== Data for this exercise ==
┄┄┄┄┄┄

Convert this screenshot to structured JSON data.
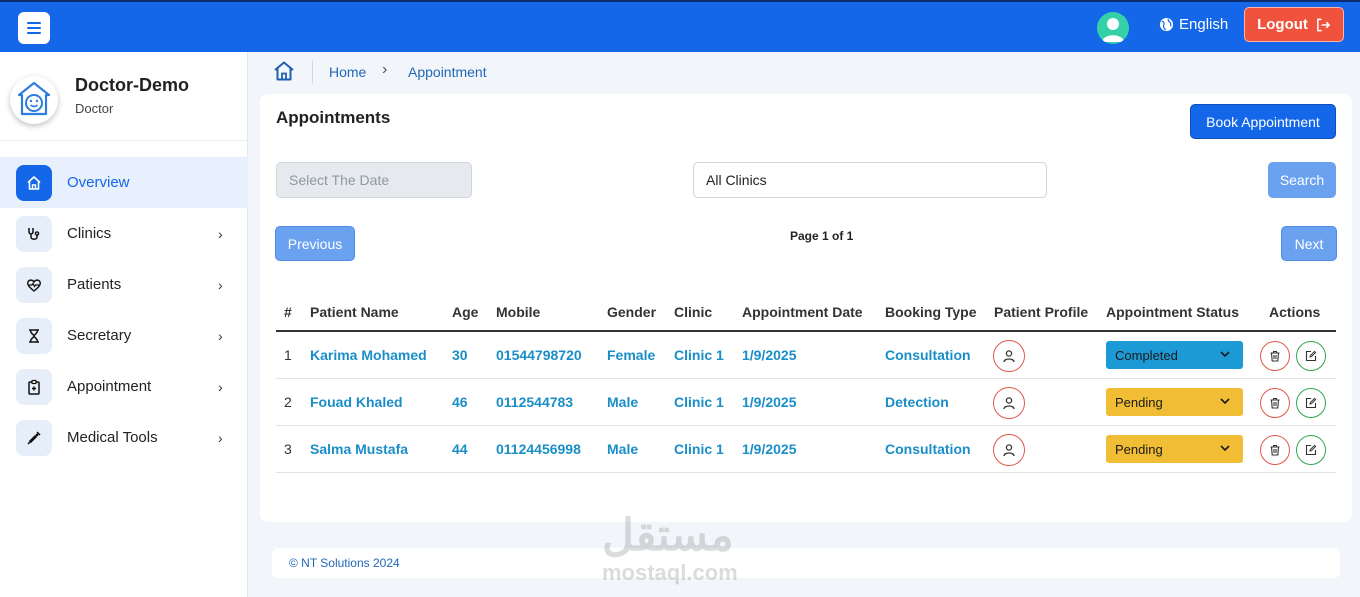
{
  "topbar": {
    "language": "English",
    "logout_label": "Logout",
    "accent": "#1467e8"
  },
  "sidebar": {
    "name": "Doctor-Demo",
    "role": "Doctor",
    "items": [
      {
        "label": "Overview",
        "icon": "home-icon",
        "active": true
      },
      {
        "label": "Clinics",
        "icon": "stethoscope-icon"
      },
      {
        "label": "Patients",
        "icon": "heart-pulse-icon"
      },
      {
        "label": "Secretary",
        "icon": "hourglass-icon"
      },
      {
        "label": "Appointment",
        "icon": "clipboard-icon"
      },
      {
        "label": "Medical Tools",
        "icon": "syringe-icon"
      }
    ]
  },
  "breadcrumb": {
    "home": "Home",
    "current": "Appointment"
  },
  "main": {
    "title": "Appointments",
    "book_button": "Book Appointment",
    "date_placeholder": "Select The Date",
    "clinic_value": "All Clinics",
    "search_button": "Search",
    "prev_button": "Previous",
    "next_button": "Next",
    "page_info": "Page 1 of 1"
  },
  "table": {
    "headers": [
      "#",
      "Patient Name",
      "Age",
      "Mobile",
      "Gender",
      "Clinic",
      "Appointment Date",
      "Booking Type",
      "Patient Profile",
      "Appointment Status",
      "Actions"
    ],
    "rows": [
      {
        "num": "1",
        "name": "Karima Mohamed",
        "age": "30",
        "mobile": "01544798720",
        "gender": "Female",
        "clinic": "Clinic 1",
        "date": "1/9/2025",
        "type": "Consultation",
        "status": "Completed",
        "status_color": "#1c9ad6"
      },
      {
        "num": "2",
        "name": "Fouad Khaled",
        "age": "46",
        "mobile": "0112544783",
        "gender": "Male",
        "clinic": "Clinic 1",
        "date": "1/9/2025",
        "type": "Detection",
        "status": "Pending",
        "status_color": "#f0bd35"
      },
      {
        "num": "3",
        "name": "Salma Mustafa",
        "age": "44",
        "mobile": "01124456998",
        "gender": "Male",
        "clinic": "Clinic 1",
        "date": "1/9/2025",
        "type": "Consultation",
        "status": "Pending",
        "status_color": "#f0bd35"
      }
    ]
  },
  "footer": {
    "text": "© NT Solutions 2024"
  },
  "watermark": {
    "arabic": "مستقل",
    "latin": "mostaql.com"
  }
}
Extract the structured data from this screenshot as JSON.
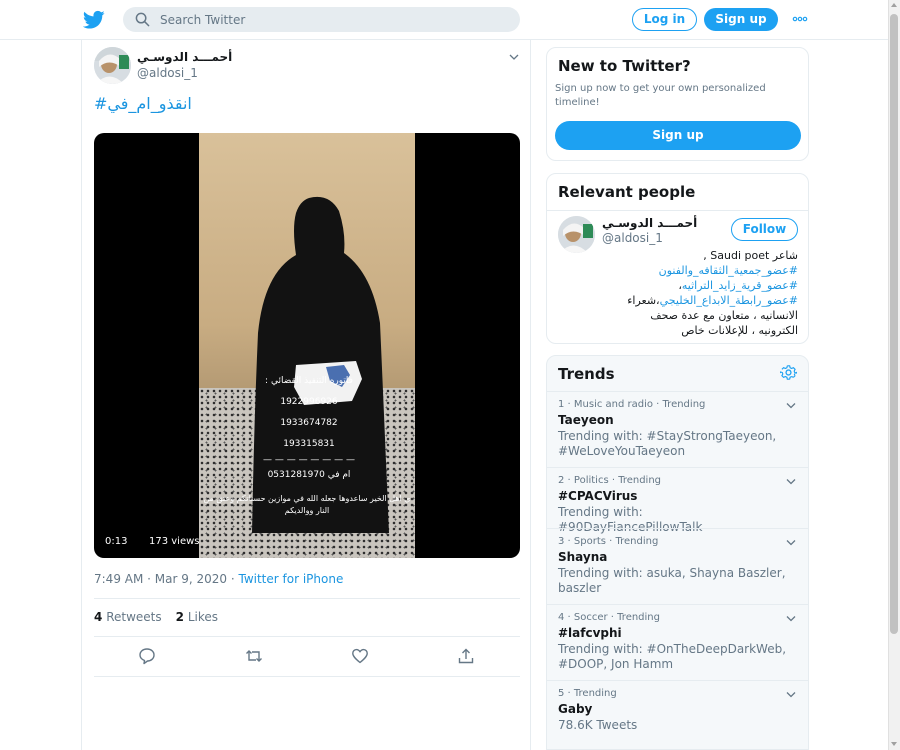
{
  "header": {
    "logo_icon": "twitter-bird-icon",
    "search_placeholder": "Search Twitter",
    "login_label": "Log in",
    "signup_label": "Sign up",
    "more_icon": "more-horizontal-icon",
    "brand_color": "#1da1f2"
  },
  "tweet": {
    "author_name": "أحمـــد الدوسـي",
    "author_handle": "@aldosi_1",
    "text": "#انقذو_ام_في",
    "video": {
      "overlay_lines": [
        ": فاتوره التنفيذ القضائي",
        "1922996926",
        "1933674782",
        "193315831",
        "— — — — — — — —",
        "0531281970 ام في"
      ],
      "caption": "ي اهل الخير ساعدوها جعله الله في موازين حسناتكم وعتق من النار ووالديكم",
      "duration": "0:13",
      "views": "173 views"
    },
    "timestamp": "7:49 AM · Mar 9, 2020 · ",
    "source": "Twitter for iPhone",
    "retweets_count": "4",
    "retweets_label": "Retweets",
    "likes_count": "2",
    "likes_label": "Likes",
    "actions": [
      "reply-icon",
      "retweet-icon",
      "like-icon",
      "share-icon"
    ]
  },
  "new_to_twitter": {
    "title": "New to Twitter?",
    "description": "Sign up now to get your own personalized timeline!",
    "signup_label": "Sign up"
  },
  "relevant_people": {
    "title": "Relevant people",
    "name": "أحمـــد الدوسـي",
    "handle": "@aldosi_1",
    "follow_label": "Follow",
    "bio": {
      "line1": "شاعر Saudi poet ,",
      "line2": "#عضو_جمعية_الثقافه_والفنون",
      "line3_tag": "#عضو_قرية_زايد_التراثيه",
      "line3_rest": "،",
      "line4_tag": "#عضو_رابطة_الابداع_الخليجي",
      "line4_rest": "،شعراء",
      "line5": "الانسانيه ، متعاون مع عدة صحف",
      "line6": "الكترونيه ، للإعلانات خاص"
    }
  },
  "trends": {
    "title": "Trends",
    "settings_icon": "gear-icon",
    "items": [
      {
        "meta": "1 · Music and radio · Trending",
        "name": "Taeyeon",
        "desc": "Trending with: #StayStrongTaeyeon, #WeLoveYouTaeyeon"
      },
      {
        "meta": "2 · Politics · Trending",
        "name": "#CPACVirus",
        "desc": "Trending with: #90DayFiancePillowTalk"
      },
      {
        "meta": "3 · Sports · Trending",
        "name": "Shayna",
        "desc": "Trending with: asuka, Shayna Baszler, baszler"
      },
      {
        "meta": "4 · Soccer · Trending",
        "name": "#lafcvphi",
        "desc": "Trending with: #OnTheDeepDarkWeb, #DOOP, Jon Hamm"
      },
      {
        "meta": "5 · Trending",
        "name": "Gaby",
        "desc": "78.6K Tweets"
      }
    ]
  }
}
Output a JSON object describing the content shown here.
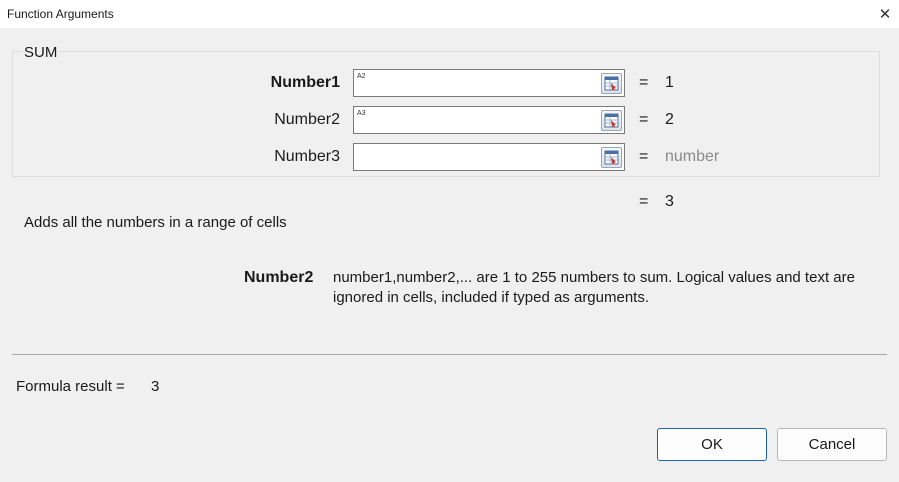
{
  "window": {
    "title": "Function Arguments",
    "close_glyph": "✕"
  },
  "function": {
    "name": "SUM",
    "args": [
      {
        "label": "Number1",
        "value": "A2",
        "result": "1",
        "bold": true
      },
      {
        "label": "Number2",
        "value": "A3",
        "result": "2",
        "bold": false
      },
      {
        "label": "Number3",
        "value": "",
        "result": "number",
        "bold": false
      }
    ],
    "equals": "=",
    "total_result": "3"
  },
  "description": "Adds all the numbers in a range of cells",
  "help": {
    "arg_name": "Number2",
    "text": "number1,number2,... are 1 to 255 numbers to sum. Logical values and text are ignored in cells, included if typed as arguments."
  },
  "formula_result": {
    "label": "Formula result =",
    "value": "3"
  },
  "buttons": {
    "ok": "OK",
    "cancel": "Cancel"
  },
  "icons": {
    "ref_button": "range-select-icon",
    "close": "close-icon"
  },
  "colors": {
    "primary_border": "#1f62b5",
    "hint_text": "#8a8a8a"
  }
}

┄┄┄┄┄┄

== What is required ==
Everything in the listing should be copied exactly, apart from the images it holds.

== Exercise response ==
Convert this screenshot to structured JSON data.
{
  "topbar": {
    "language": "English",
    "logout_label": "Logout",
    "accent": "#1467e8"
  },
  "sidebar": {
    "name": "Doctor-Demo",
    "role": "Doctor",
    "items": [
      {
        "label": "Overview",
        "icon": "home-icon",
        "active": true
      },
      {
        "label": "Clinics",
        "icon": "stethoscope-icon"
      },
      {
        "label": "Patients",
        "icon": "heart-pulse-icon"
      },
      {
        "label": "Secretary",
        "icon": "hourglass-icon"
      },
      {
        "label": "Appointment",
        "icon": "clipboard-icon"
      },
      {
        "label": "Medical Tools",
        "icon": "syringe-icon"
      }
    ]
  },
  "breadcrumb": {
    "home": "Home",
    "current": "Appointment"
  },
  "main": {
    "title": "Appointments",
    "book_button": "Book Appointment",
    "date_placeholder": "Select The Date",
    "clinic_value": "All Clinics",
    "search_button": "Search",
    "prev_button": "Previous",
    "next_button": "Next",
    "page_info": "Page 1 of 1"
  },
  "table": {
    "headers": [
      "#",
      "Patient Name",
      "Age",
      "Mobile",
      "Gender",
      "Clinic",
      "Appointment Date",
      "Booking Type",
      "Patient Profile",
      "Appointment Status",
      "Actions"
    ],
    "rows": [
      {
        "num": "1",
        "name": "Karima Mohamed",
        "age": "30",
        "mobile": "01544798720",
        "gender": "Female",
        "clinic": "Clinic 1",
        "date": "1/9/2025",
        "type": "Consultation",
        "status": "Completed",
        "status_color": "#1c9ad6"
      },
      {
        "num": "2",
        "name": "Fouad Khaled",
        "age": "46",
        "mobile": "0112544783",
        "gender": "Male",
        "clinic": "Clinic 1",
        "date": "1/9/2025",
        "type": "Detection",
        "status": "Pending",
        "status_color": "#f0bd35"
      },
      {
        "num": "3",
        "name": "Salma Mustafa",
        "age": "44",
        "mobile": "01124456998",
        "gender": "Male",
        "clinic": "Clinic 1",
        "date": "1/9/2025",
        "type": "Consultation",
        "status": "Pending",
        "status_color": "#f0bd35"
      }
    ]
  },
  "footer": {
    "text": "© NT Solutions 2024"
  },
  "watermark": {
    "arabic": "مستقل",
    "latin": "mostaql.com"
  }
}
Extract the structured data from this screenshot as JSON.
{
  "header": {
    "logo_icon": "twitter-bird-icon",
    "search_placeholder": "Search Twitter",
    "login_label": "Log in",
    "signup_label": "Sign up",
    "more_icon": "more-horizontal-icon",
    "brand_color": "#1da1f2"
  },
  "tweet": {
    "author_name": "أحمـــد الدوسـي",
    "author_handle": "@aldosi_1",
    "text": "#انقذو_ام_في",
    "video": {
      "overlay_lines": [
        ": فاتوره التنفيذ القضائي",
        "1922996926",
        "1933674782",
        "193315831",
        "— — — — — — — —",
        "0531281970 ام في"
      ],
      "caption": "ي اهل الخير ساعدوها جعله الله في موازين حسناتكم وعتق من النار ووالديكم",
      "duration": "0:13",
      "views": "173 views"
    },
    "timestamp": "7:49 AM · Mar 9, 2020 · ",
    "source": "Twitter for iPhone",
    "retweets_count": "4",
    "retweets_label": "Retweets",
    "likes_count": "2",
    "likes_label": "Likes",
    "actions": [
      "reply-icon",
      "retweet-icon",
      "like-icon",
      "share-icon"
    ]
  },
  "new_to_twitter": {
    "title": "New to Twitter?",
    "description": "Sign up now to get your own personalized timeline!",
    "signup_label": "Sign up"
  },
  "relevant_people": {
    "title": "Relevant people",
    "name": "أحمـــد الدوسـي",
    "handle": "@aldosi_1",
    "follow_label": "Follow",
    "bio": {
      "line1": "شاعر Saudi poet ,",
      "line2": "#عضو_جمعية_الثقافه_والفنون",
      "line3_tag": "#عضو_قرية_زايد_التراثيه",
      "line3_rest": "،",
      "line4_tag": "#عضو_رابطة_الابداع_الخليجي",
      "line4_rest": "،شعراء",
      "line5": "الانسانيه ، متعاون مع عدة صحف",
      "line6": "الكترونيه ، للإعلانات خاص"
    }
  },
  "trends": {
    "title": "Trends",
    "settings_icon": "gear-icon",
    "items": [
      {
        "meta": "1 · Music and radio · Trending",
        "name": "Taeyeon",
        "desc": "Trending with: #StayStrongTaeyeon, #WeLoveYouTaeyeon"
      },
      {
        "meta": "2 · Politics · Trending",
        "name": "#CPACVirus",
        "desc": "Trending with: #90DayFiancePillowTalk"
      },
      {
        "meta": "3 · Sports · Trending",
        "name": "Shayna",
        "desc": "Trending with: asuka, Shayna Baszler, baszler"
      },
      {
        "meta": "4 · Soccer · Trending",
        "name": "#lafcvphi",
        "desc": "Trending with: #OnTheDeepDarkWeb, #DOOP, Jon Hamm"
      },
      {
        "meta": "5 · Trending",
        "name": "Gaby",
        "desc": "78.6K Tweets"
      }
    ]
  }
}
Output a JSON object describing the content shown here.
{
  "window": {
    "title": "Function Arguments",
    "close_glyph": "✕"
  },
  "function": {
    "name": "SUM",
    "args": [
      {
        "label": "Number1",
        "value": "A2",
        "result": "1",
        "bold": true
      },
      {
        "label": "Number2",
        "value": "A3",
        "result": "2",
        "bold": false
      },
      {
        "label": "Number3",
        "value": "",
        "result": "number",
        "bold": false
      }
    ],
    "equals": "=",
    "total_result": "3"
  },
  "description": "Adds all the numbers in a range of cells",
  "help": {
    "arg_name": "Number2",
    "text": "number1,number2,... are 1 to 255 numbers to sum. Logical values and text are ignored in cells, included if typed as arguments."
  },
  "formula_result": {
    "label": "Formula result =",
    "value": "3"
  },
  "buttons": {
    "ok": "OK",
    "cancel": "Cancel"
  },
  "icons": {
    "ref_button": "range-select-icon",
    "close": "close-icon"
  },
  "colors": {
    "primary_border": "#1f62b5",
    "hint_text": "#8a8a8a"
  }
}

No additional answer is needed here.